— Begin —
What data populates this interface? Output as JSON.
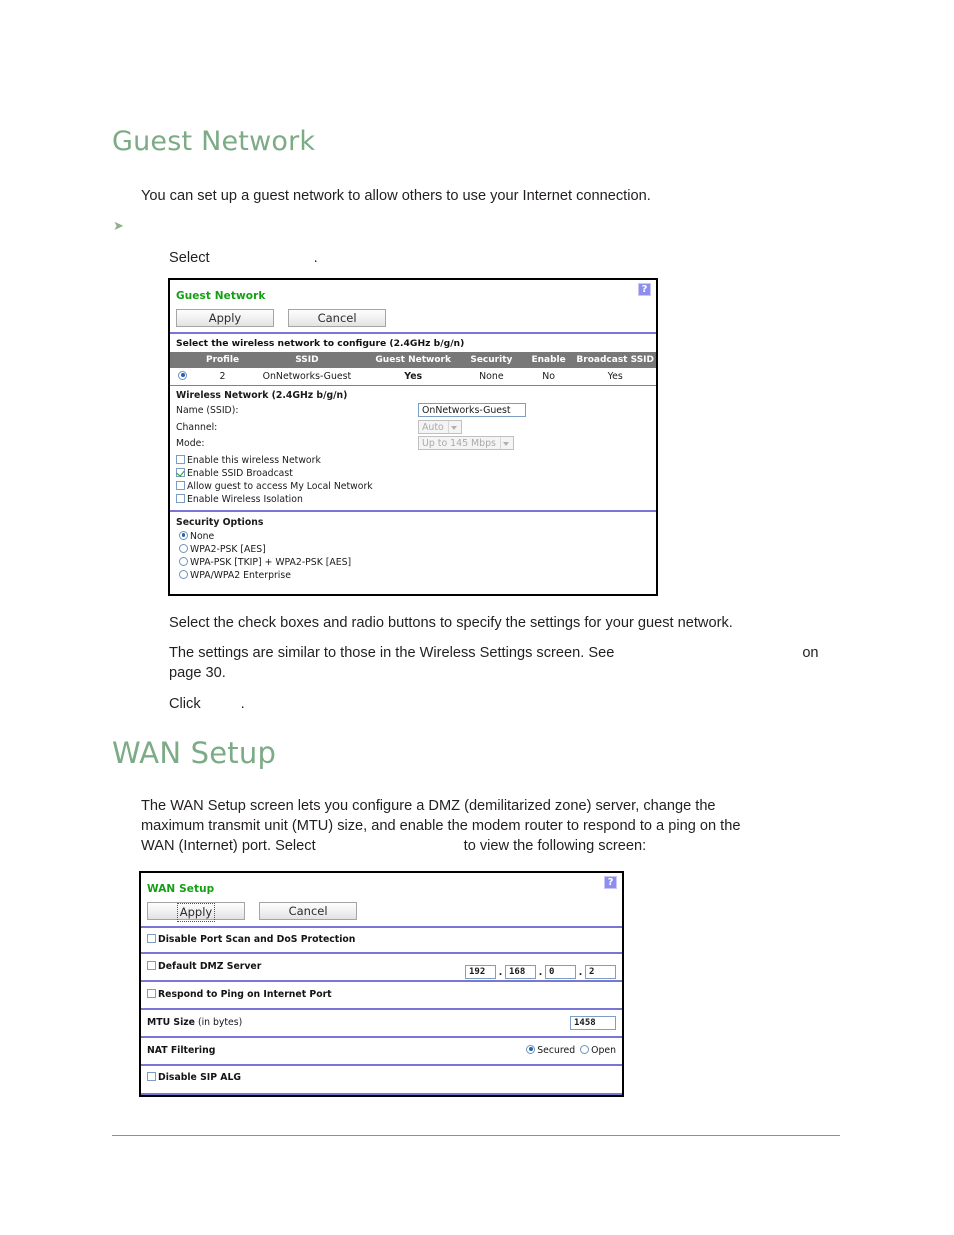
{
  "sections": [
    {
      "heading": "Guest Network",
      "intro": "You can set up a guest network to allow others to use your Internet connection.",
      "step_select_prefix": "Select",
      "step_select_suffix": ".",
      "after_text_1": "Select the check boxes and radio buttons to specify the settings for your guest network.",
      "after_text_2a": "The settings are similar to those in the Wireless Settings screen. See",
      "after_text_2b": "on",
      "after_text_2c": "page 30.",
      "click_prefix": "Click",
      "click_suffix": "."
    },
    {
      "heading": "WAN Setup",
      "intro_a": "The WAN Setup screen lets you configure a DMZ (demilitarized zone) server, change the",
      "intro_b": "maximum transmit unit (MTU) size, and enable the modem router to respond to a ping on the",
      "intro_c": "WAN (Internet) port. Select",
      "intro_d": "to view the following screen:"
    }
  ],
  "guest_panel": {
    "title": "Guest Network",
    "help_icon": "?",
    "apply_label": "Apply",
    "cancel_label": "Cancel",
    "select_network_label": "Select the wireless network to configure (2.4GHz b/g/n)",
    "table": {
      "columns": [
        "",
        "Profile",
        "SSID",
        "Guest Network",
        "Security",
        "Enable",
        "Broadcast SSID"
      ],
      "rows": [
        {
          "selected": true,
          "profile": "2",
          "ssid": "OnNetworks-Guest",
          "guest_network": "Yes",
          "security": "None",
          "enable": "No",
          "broadcast_ssid": "Yes"
        }
      ]
    },
    "wireless_section_label": "Wireless Network (2.4GHz b/g/n)",
    "name_ssid_label": "Name (SSID):",
    "name_ssid_value": "OnNetworks-Guest",
    "channel_label": "Channel:",
    "channel_value": "Auto",
    "mode_label": "Mode:",
    "mode_value": "Up to 145 Mbps",
    "checkboxes": [
      {
        "label": "Enable this wireless Network",
        "checked": false
      },
      {
        "label": "Enable SSID Broadcast",
        "checked": true
      },
      {
        "label": "Allow guest to access My Local Network",
        "checked": false
      },
      {
        "label": "Enable Wireless Isolation",
        "checked": false
      }
    ],
    "security_options_label": "Security Options",
    "security_options": [
      {
        "label": "None",
        "checked": true
      },
      {
        "label": "WPA2-PSK [AES]",
        "checked": false
      },
      {
        "label": "WPA-PSK [TKIP] + WPA2-PSK [AES]",
        "checked": false
      },
      {
        "label": "WPA/WPA2 Enterprise",
        "checked": false
      }
    ]
  },
  "wan_panel": {
    "title": "WAN Setup",
    "help_icon": "?",
    "apply_label": "Apply",
    "cancel_label": "Cancel",
    "rows": {
      "disable_port_scan_label": "Disable Port Scan and DoS Protection",
      "disable_port_scan_checked": false,
      "default_dmz_label": "Default DMZ Server",
      "default_dmz_checked": false,
      "dmz_ip": [
        "192",
        "168",
        "0",
        "2"
      ],
      "respond_ping_label": "Respond to Ping on Internet Port",
      "respond_ping_checked": false,
      "mtu_label_bold": "MTU Size",
      "mtu_label_normal": "(in bytes)",
      "mtu_value": "1458",
      "nat_filtering_label": "NAT Filtering",
      "nat_secured_label": "Secured",
      "nat_open_label": "Open",
      "nat_selected": "Secured",
      "disable_sip_label": "Disable SIP ALG",
      "disable_sip_checked": false
    }
  },
  "colors": {
    "heading_green": "#7cab86",
    "panel_title_green": "#12a012",
    "divider_violet": "#7a76d6",
    "table_header_gray": "#787878",
    "help_purple": "#8d8ef0",
    "page_rule_green": "#7d9e7d"
  }
}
— End —
> [Task details] Pull out all lines containing the word "your" from the entries above.

> [Answer to this problem]
      "intro": "You can set up a guest network to allow others to use your Internet connection.",
      "after_text_1": "Select the check boxes and radio buttons to specify the settings for your guest network.",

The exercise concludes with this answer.